Exercise :: Reproduce each record exactly.
========================
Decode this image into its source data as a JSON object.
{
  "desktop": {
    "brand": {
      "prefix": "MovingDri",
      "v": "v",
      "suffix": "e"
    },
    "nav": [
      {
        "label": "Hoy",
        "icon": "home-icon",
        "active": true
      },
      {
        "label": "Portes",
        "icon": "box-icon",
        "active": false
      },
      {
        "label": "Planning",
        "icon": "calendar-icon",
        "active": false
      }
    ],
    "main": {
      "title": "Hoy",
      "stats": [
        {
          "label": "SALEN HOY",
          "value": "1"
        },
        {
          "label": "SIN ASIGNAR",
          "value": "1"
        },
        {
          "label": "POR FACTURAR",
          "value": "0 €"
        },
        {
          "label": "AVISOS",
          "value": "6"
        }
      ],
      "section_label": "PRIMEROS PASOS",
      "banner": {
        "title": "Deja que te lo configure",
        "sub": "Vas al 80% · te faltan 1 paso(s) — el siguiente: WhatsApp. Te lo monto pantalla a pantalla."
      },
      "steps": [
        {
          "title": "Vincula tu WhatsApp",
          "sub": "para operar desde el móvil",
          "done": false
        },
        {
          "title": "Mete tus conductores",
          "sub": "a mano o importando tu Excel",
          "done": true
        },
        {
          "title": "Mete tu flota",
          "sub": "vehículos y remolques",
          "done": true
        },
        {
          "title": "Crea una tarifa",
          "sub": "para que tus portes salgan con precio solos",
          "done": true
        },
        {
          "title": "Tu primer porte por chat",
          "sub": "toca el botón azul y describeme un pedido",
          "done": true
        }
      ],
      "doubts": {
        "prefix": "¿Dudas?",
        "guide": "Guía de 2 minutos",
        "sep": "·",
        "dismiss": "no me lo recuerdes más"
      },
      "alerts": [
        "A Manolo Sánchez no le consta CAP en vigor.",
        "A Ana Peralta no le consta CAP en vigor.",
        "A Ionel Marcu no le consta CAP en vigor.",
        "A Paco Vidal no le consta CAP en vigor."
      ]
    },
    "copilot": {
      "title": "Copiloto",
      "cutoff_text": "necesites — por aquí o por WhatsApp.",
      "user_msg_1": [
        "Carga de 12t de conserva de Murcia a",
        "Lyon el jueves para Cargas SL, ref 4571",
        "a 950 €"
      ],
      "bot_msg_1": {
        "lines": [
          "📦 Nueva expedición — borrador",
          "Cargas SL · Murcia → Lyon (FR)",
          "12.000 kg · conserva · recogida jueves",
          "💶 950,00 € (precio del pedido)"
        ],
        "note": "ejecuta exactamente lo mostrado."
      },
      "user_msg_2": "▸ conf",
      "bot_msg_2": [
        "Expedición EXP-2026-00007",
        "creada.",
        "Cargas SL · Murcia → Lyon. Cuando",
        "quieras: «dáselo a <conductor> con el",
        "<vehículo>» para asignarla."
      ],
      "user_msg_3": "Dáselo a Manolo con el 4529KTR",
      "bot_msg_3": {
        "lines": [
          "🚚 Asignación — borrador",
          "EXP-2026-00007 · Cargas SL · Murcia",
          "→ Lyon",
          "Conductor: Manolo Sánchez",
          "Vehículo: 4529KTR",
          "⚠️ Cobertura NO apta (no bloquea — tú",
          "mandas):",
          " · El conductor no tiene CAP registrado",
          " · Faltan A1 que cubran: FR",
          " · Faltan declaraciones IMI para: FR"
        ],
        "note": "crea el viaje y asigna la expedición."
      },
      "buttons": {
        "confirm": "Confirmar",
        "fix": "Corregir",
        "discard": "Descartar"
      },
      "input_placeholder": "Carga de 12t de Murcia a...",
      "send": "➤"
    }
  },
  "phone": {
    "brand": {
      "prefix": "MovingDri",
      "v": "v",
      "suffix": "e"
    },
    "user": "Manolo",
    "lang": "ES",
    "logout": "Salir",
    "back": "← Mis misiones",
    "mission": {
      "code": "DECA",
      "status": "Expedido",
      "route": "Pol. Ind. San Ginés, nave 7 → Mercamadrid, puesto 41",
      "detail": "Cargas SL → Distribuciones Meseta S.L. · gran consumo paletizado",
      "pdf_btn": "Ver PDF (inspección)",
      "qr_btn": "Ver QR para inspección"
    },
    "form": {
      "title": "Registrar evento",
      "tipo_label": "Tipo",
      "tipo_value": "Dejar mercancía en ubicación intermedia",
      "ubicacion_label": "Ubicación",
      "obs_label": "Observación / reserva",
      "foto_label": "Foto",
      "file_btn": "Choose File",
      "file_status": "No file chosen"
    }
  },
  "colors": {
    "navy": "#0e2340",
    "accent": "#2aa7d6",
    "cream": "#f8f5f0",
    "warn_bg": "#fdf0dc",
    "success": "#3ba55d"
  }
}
========================
Correct output ::
Decode this image into its source data as a JSON object.
{
  "desktop": {
    "brand": {
      "prefix": "MovingDri",
      "v": "v",
      "suffix": "e"
    },
    "nav": [
      {
        "label": "Hoy",
        "icon": "home-icon",
        "active": true
      },
      {
        "label": "Portes",
        "icon": "box-icon",
        "active": false
      },
      {
        "label": "Planning",
        "icon": "calendar-icon",
        "active": false
      }
    ],
    "main": {
      "title": "Hoy",
      "stats": [
        {
          "label": "SALEN HOY",
          "value": "1"
        },
        {
          "label": "SIN ASIGNAR",
          "value": "1"
        },
        {
          "label": "POR FACTURAR",
          "value": "0 €"
        },
        {
          "label": "AVISOS",
          "value": "6"
        }
      ],
      "section_label": "PRIMEROS PASOS",
      "banner": {
        "title": "Deja que te lo configure",
        "sub": "Vas al 80% · te faltan 1 paso(s) — el siguiente: WhatsApp. Te lo monto pantalla a pantalla."
      },
      "steps": [
        {
          "title": "Vincula tu WhatsApp",
          "sub": "para operar desde el móvil",
          "done": false
        },
        {
          "title": "Mete tus conductores",
          "sub": "a mano o importando tu Excel",
          "done": true
        },
        {
          "title": "Mete tu flota",
          "sub": "vehículos y remolques",
          "done": true
        },
        {
          "title": "Crea una tarifa",
          "sub": "para que tus portes salgan con precio solos",
          "done": true
        },
        {
          "title": "Tu primer porte por chat",
          "sub": "toca el botón azul y describeme un pedido",
          "done": true
        }
      ],
      "doubts": {
        "prefix": "¿Dudas?",
        "guide": "Guía de 2 minutos",
        "sep": "·",
        "dismiss": "no me lo recuerdes más"
      },
      "alerts": [
        "A Manolo Sánchez no le consta CAP en vigor.",
        "A Ana Peralta no le consta CAP en vigor.",
        "A Ionel Marcu no le consta CAP en vigor.",
        "A Paco Vidal no le consta CAP en vigor."
      ]
    },
    "copilot": {
      "title": "Copiloto",
      "cutoff_text": "necesites — por aquí o por WhatsApp.",
      "user_msg_1": [
        "Carga de 12t de conserva de Murcia a",
        "Lyon el jueves para Cargas SL, ref 4571",
        "a 950 €"
      ],
      "bot_msg_1": {
        "lines": [
          "📦 Nueva expedición — borrador",
          "Cargas SL · Murcia → Lyon (FR)",
          "12.000 kg · conserva · recogida jueves",
          "💶 950,00 € (precio del pedido)"
        ],
        "note": "ejecuta exactamente lo mostrado."
      },
      "user_msg_2": "▸ conf",
      "bot_msg_2": [
        "Expedición EXP-2026-00007",
        "creada.",
        "Cargas SL · Murcia → Lyon. Cuando",
        "quieras: «dáselo a <conductor> con el",
        "<vehículo>» para asignarla."
      ],
      "user_msg_3": "Dáselo a Manolo con el 4529KTR",
      "bot_msg_3": {
        "lines": [
          "🚚 Asignación — borrador",
          "EXP-2026-00007 · Cargas SL · Murcia",
          "→ Lyon",
          "Conductor: Manolo Sánchez",
          "Vehículo: 4529KTR",
          "⚠️ Cobertura NO apta (no bloquea — tú",
          "mandas):",
          " · El conductor no tiene CAP registrado",
          " · Faltan A1 que cubran: FR",
          " · Faltan declaraciones IMI para: FR"
        ],
        "note": "crea el viaje y asigna la expedición."
      },
      "buttons": {
        "confirm": "Confirmar",
        "fix": "Corregir",
        "discard": "Descartar"
      },
      "input_placeholder": "Carga de 12t de Murcia a...",
      "send": "➤"
    }
  },
  "phone": {
    "brand": {
      "prefix": "MovingDri",
      "v": "v",
      "suffix": "e"
    },
    "user": "Manolo",
    "lang": "ES",
    "logout": "Salir",
    "back": "← Mis misiones",
    "mission": {
      "code": "DECA",
      "status": "Expedido",
      "route": "Pol. Ind. San Ginés, nave 7 → Mercamadrid, puesto 41",
      "detail": "Cargas SL → Distribuciones Meseta S.L. · gran consumo paletizado",
      "pdf_btn": "Ver PDF (inspección)",
      "qr_btn": "Ver QR para inspección"
    },
    "form": {
      "title": "Registrar evento",
      "tipo_label": "Tipo",
      "tipo_value": "Dejar mercancía en ubicación intermedia",
      "ubicacion_label": "Ubicación",
      "obs_label": "Observación / reserva",
      "foto_label": "Foto",
      "file_btn": "Choose File",
      "file_status": "No file chosen"
    }
  },
  "colors": {
    "navy": "#0e2340",
    "accent": "#2aa7d6",
    "cream": "#f8f5f0",
    "warn_bg": "#fdf0dc",
    "success": "#3ba55d"
  }
}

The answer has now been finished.